>> Start GIVEN INFORMATION

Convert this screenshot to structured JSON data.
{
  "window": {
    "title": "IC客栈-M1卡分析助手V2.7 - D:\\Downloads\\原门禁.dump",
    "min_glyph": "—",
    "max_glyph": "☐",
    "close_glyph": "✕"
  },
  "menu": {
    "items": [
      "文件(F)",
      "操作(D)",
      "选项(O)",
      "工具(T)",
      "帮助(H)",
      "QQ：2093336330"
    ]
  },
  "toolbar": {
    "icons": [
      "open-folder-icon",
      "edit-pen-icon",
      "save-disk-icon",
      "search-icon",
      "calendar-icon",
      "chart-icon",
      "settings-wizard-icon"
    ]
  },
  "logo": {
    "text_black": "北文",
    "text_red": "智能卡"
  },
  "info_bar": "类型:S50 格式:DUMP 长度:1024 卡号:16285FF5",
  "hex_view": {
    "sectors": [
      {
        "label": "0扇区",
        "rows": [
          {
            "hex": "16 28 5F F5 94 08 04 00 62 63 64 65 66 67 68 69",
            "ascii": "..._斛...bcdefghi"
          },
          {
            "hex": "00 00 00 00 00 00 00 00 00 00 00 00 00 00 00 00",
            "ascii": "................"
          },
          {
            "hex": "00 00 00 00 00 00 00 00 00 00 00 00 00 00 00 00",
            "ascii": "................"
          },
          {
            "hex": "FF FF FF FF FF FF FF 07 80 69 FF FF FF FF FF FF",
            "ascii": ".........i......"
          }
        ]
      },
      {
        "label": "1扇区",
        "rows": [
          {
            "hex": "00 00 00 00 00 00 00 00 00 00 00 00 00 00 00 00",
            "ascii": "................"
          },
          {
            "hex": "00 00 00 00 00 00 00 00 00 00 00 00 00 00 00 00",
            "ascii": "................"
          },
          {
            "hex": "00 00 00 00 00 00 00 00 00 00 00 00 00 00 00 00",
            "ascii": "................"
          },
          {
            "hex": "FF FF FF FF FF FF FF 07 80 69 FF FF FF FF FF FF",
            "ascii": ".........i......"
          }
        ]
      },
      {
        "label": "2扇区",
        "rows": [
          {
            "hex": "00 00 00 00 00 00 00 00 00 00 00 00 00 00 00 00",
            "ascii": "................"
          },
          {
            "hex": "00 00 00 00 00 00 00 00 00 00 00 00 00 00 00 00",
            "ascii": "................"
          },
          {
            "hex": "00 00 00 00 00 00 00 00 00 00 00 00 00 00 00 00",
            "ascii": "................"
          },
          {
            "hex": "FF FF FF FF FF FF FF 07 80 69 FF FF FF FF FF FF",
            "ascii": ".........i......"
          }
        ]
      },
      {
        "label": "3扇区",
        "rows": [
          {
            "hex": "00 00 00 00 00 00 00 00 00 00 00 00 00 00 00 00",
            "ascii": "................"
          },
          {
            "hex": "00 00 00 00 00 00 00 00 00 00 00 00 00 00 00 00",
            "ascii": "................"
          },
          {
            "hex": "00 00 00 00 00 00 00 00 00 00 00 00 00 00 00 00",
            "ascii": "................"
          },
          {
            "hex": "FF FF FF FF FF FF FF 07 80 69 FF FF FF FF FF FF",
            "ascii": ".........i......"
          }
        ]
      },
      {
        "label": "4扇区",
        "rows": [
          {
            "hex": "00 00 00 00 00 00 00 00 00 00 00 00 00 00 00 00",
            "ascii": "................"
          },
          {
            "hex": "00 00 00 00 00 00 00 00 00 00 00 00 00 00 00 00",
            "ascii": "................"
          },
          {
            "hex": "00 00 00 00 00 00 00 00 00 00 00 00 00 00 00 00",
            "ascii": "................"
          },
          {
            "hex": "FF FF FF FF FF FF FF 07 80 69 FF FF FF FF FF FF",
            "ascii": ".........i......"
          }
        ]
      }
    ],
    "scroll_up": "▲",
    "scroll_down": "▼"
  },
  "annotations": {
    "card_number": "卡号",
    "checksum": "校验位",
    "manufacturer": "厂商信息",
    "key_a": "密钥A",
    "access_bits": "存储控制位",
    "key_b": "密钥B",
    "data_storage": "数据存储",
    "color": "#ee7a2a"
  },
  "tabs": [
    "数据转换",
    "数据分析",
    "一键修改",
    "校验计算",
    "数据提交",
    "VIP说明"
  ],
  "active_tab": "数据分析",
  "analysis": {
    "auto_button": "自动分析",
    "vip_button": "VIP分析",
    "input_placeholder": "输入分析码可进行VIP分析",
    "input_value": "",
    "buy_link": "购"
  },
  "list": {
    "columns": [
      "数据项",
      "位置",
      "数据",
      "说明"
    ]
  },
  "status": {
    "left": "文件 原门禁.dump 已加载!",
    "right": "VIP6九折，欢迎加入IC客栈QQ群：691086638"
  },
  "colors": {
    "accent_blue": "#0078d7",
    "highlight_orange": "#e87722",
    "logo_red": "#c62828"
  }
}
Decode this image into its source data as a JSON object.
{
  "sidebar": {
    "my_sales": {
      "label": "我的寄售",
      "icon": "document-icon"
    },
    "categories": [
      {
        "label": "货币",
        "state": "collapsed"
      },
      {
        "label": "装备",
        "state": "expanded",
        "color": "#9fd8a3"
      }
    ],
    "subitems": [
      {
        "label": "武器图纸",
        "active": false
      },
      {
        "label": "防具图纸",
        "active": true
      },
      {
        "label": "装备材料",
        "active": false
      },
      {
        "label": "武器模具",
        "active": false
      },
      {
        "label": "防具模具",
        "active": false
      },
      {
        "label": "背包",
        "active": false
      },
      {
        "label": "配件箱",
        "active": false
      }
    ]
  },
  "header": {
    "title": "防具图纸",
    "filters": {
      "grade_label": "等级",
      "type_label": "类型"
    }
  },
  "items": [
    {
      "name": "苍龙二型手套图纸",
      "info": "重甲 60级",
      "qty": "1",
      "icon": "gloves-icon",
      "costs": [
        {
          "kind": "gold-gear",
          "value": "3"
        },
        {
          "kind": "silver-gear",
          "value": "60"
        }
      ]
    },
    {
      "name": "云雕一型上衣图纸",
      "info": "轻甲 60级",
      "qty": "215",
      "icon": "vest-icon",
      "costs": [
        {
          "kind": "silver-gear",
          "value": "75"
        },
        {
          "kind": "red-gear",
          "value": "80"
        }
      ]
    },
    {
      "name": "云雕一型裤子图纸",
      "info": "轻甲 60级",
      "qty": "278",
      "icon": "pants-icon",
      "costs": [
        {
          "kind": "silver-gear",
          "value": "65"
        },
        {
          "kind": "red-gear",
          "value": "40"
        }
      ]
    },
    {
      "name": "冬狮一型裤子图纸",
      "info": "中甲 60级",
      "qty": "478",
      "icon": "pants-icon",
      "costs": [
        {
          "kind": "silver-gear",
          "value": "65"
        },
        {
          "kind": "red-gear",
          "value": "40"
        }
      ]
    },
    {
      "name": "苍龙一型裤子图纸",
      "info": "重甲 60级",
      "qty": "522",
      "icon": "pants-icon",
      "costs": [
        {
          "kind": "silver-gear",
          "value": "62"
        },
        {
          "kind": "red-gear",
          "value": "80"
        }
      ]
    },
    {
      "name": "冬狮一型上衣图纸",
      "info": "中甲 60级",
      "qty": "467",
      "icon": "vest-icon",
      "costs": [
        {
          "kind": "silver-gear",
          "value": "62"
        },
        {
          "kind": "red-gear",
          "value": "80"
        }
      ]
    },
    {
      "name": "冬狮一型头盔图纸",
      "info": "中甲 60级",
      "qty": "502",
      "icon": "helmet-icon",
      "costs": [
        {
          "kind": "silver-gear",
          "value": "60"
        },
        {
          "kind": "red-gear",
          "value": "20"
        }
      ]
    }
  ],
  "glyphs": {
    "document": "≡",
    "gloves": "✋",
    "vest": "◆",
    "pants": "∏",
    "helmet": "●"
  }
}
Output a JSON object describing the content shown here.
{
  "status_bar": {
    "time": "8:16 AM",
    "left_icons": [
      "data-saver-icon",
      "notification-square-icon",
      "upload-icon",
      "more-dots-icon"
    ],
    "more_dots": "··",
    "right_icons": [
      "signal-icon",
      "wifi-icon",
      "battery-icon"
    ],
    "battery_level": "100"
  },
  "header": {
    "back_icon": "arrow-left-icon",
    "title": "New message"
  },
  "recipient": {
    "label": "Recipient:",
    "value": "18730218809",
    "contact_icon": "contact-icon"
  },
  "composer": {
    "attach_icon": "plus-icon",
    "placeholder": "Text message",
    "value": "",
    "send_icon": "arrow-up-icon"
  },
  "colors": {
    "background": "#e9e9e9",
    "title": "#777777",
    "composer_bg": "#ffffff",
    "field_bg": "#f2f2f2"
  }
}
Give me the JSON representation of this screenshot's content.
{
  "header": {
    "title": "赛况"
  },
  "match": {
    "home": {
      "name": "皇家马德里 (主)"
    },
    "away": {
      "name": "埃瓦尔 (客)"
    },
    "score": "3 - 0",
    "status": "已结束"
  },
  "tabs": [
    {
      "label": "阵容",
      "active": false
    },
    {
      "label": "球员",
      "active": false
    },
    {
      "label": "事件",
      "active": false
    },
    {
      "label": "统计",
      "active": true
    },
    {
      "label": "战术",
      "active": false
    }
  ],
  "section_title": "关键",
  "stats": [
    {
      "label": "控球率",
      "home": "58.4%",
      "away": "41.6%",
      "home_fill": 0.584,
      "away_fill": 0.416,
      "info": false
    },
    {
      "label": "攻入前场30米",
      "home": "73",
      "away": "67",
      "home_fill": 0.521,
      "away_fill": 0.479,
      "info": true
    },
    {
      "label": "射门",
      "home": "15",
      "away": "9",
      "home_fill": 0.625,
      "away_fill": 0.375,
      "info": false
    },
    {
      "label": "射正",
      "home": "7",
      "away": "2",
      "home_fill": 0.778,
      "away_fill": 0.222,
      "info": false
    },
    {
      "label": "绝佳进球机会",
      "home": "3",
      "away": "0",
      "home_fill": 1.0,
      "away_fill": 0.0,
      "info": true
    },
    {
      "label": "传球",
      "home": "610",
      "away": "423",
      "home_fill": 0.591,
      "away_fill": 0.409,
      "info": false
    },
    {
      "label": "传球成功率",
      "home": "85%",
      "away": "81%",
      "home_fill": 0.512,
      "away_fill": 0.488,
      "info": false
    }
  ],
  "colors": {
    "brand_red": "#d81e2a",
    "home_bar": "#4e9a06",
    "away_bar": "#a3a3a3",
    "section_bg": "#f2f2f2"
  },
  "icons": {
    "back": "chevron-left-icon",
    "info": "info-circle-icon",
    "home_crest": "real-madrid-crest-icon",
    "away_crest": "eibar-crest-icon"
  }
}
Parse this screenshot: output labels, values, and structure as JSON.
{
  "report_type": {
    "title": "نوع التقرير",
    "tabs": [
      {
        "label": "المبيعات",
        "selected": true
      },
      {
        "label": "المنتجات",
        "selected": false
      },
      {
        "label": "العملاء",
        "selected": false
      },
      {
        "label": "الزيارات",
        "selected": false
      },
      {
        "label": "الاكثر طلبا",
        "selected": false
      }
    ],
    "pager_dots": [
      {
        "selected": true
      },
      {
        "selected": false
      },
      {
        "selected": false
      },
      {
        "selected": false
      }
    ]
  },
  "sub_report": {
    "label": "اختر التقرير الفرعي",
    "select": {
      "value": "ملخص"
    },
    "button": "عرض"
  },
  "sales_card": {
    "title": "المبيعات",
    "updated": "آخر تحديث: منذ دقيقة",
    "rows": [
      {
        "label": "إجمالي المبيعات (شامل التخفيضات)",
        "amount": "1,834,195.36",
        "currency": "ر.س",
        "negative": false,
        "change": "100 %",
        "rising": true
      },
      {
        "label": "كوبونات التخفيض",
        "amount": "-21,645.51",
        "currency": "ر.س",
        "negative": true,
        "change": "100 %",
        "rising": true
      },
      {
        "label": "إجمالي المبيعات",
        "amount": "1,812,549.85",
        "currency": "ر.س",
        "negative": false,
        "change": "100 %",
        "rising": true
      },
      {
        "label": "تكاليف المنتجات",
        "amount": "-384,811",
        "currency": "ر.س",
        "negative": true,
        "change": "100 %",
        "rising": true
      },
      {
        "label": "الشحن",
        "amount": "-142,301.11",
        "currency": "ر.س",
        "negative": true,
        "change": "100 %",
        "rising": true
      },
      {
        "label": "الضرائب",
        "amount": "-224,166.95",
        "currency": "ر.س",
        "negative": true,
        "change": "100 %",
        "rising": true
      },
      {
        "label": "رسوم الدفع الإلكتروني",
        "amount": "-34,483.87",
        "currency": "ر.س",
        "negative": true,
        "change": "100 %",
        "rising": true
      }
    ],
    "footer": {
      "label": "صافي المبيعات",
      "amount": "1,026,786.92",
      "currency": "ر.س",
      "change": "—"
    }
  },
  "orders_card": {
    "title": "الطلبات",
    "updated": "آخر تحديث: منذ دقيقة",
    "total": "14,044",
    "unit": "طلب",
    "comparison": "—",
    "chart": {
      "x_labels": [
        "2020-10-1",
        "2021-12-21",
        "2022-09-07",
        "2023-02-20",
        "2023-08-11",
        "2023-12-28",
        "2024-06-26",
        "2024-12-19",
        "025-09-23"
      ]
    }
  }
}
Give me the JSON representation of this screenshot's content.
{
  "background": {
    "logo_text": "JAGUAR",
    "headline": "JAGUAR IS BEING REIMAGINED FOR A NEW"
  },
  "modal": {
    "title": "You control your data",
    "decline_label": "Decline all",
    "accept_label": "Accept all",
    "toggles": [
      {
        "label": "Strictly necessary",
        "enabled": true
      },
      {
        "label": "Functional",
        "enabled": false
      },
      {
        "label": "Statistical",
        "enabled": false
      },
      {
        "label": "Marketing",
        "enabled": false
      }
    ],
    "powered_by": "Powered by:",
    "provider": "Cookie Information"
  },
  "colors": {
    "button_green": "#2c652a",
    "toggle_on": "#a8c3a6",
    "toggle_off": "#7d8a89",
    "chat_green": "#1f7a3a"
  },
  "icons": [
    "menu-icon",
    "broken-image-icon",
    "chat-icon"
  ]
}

>> End GIVEN INFORMATION

TASK DIRECTIONS
Find the lines above that contain the word "image" and collect them.

OUTPUT
Decode this image into its source data as a JSON object.
    "broken-image-icon",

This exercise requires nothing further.